(Stored data)
start

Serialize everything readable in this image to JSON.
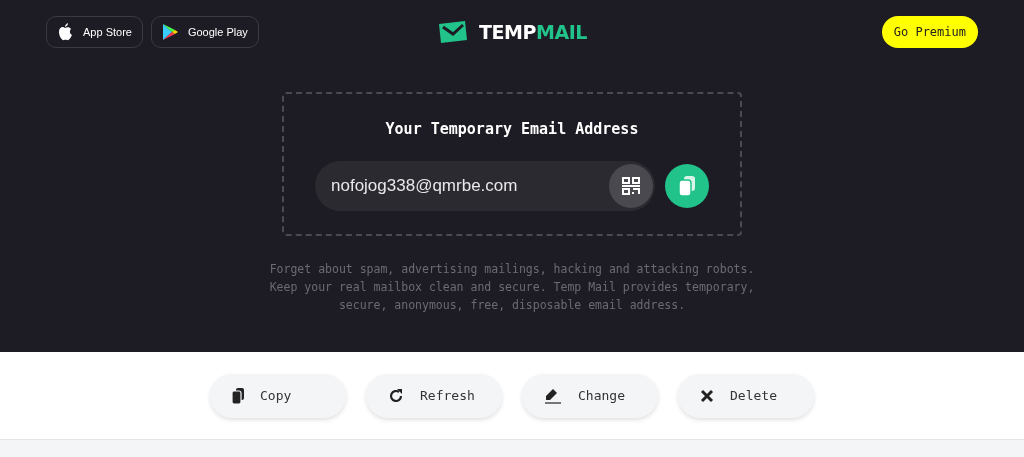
{
  "store_buttons": [
    {
      "kind": "apple",
      "label": "App Store"
    },
    {
      "kind": "play",
      "label": "Google Play"
    }
  ],
  "logo": {
    "text_1": "TEMP",
    "text_2": "MAIL"
  },
  "premium_button": "Go Premium",
  "email_box": {
    "title": "Your Temporary Email Address",
    "value": "nofojog338@qmrbe.com"
  },
  "description": "Forget about spam, advertising mailings, hacking and attacking robots. Keep your real mailbox clean and secure. Temp Mail provides temporary, secure, anonymous, free, disposable email address.",
  "actions": [
    {
      "kind": "copy",
      "label": "Copy"
    },
    {
      "kind": "refresh",
      "label": "Refresh"
    },
    {
      "kind": "change",
      "label": "Change"
    },
    {
      "kind": "delete",
      "label": "Delete"
    }
  ]
}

end

What to produce: Repeat the entries exactly and keep the pictures out of the copy.

Solution to the problem:
Serialize everything readable in this image to JSON.
{
  "store_buttons": [
    {
      "kind": "apple",
      "label": "App Store"
    },
    {
      "kind": "play",
      "label": "Google Play"
    }
  ],
  "logo": {
    "text_1": "TEMP",
    "text_2": "MAIL"
  },
  "premium_button": "Go Premium",
  "email_box": {
    "title": "Your Temporary Email Address",
    "value": "nofojog338@qmrbe.com"
  },
  "description": "Forget about spam, advertising mailings, hacking and attacking robots. Keep your real mailbox clean and secure. Temp Mail provides temporary, secure, anonymous, free, disposable email address.",
  "actions": [
    {
      "kind": "copy",
      "label": "Copy"
    },
    {
      "kind": "refresh",
      "label": "Refresh"
    },
    {
      "kind": "change",
      "label": "Change"
    },
    {
      "kind": "delete",
      "label": "Delete"
    }
  ]
}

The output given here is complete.